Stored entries

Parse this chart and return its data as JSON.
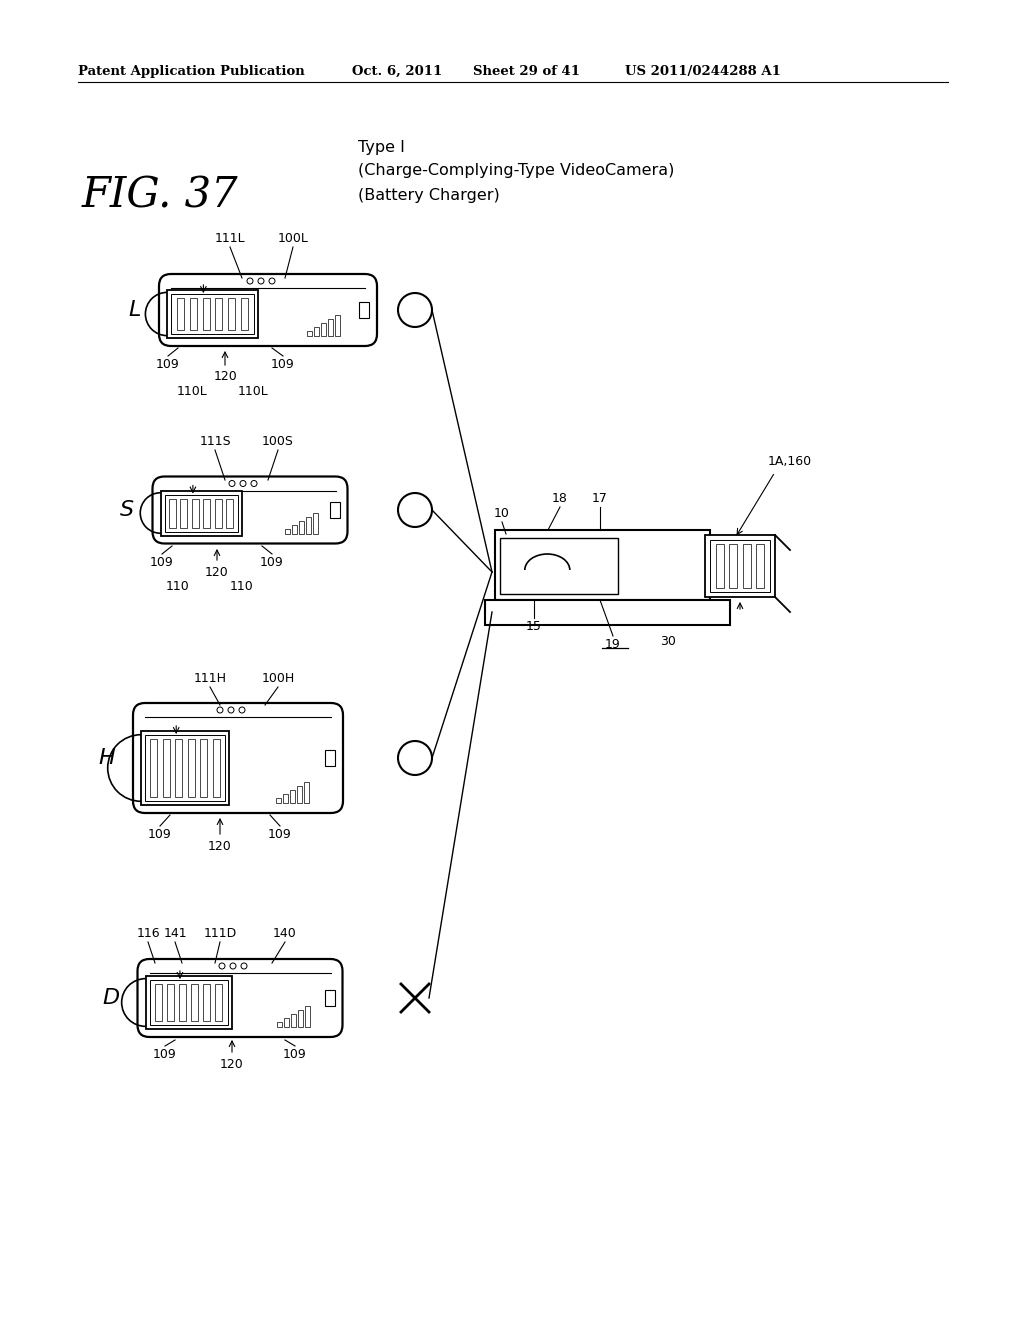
{
  "bg_color": "#ffffff",
  "header_text": "Patent Application Publication",
  "header_date": "Oct. 6, 2011",
  "header_sheet": "Sheet 29 of 41",
  "header_patent": "US 2011/0244288 A1",
  "fig_label": "FIG. 37",
  "type_label": "Type I",
  "type_sub1": "(Charge-Complying-Type VideoCamera)",
  "type_sub2": "(Battery Charger)"
}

> SHORT PROBLEM
The records above need to be given again exactly. Omit the pictures.

> SOLUTION FOR THIS TASK
Parse this chart and return its data as JSON.
{
  "bg_color": "#ffffff",
  "header_text": "Patent Application Publication",
  "header_date": "Oct. 6, 2011",
  "header_sheet": "Sheet 29 of 41",
  "header_patent": "US 2011/0244288 A1",
  "fig_label": "FIG. 37",
  "type_label": "Type I",
  "type_sub1": "(Charge-Complying-Type VideoCamera)",
  "type_sub2": "(Battery Charger)"
}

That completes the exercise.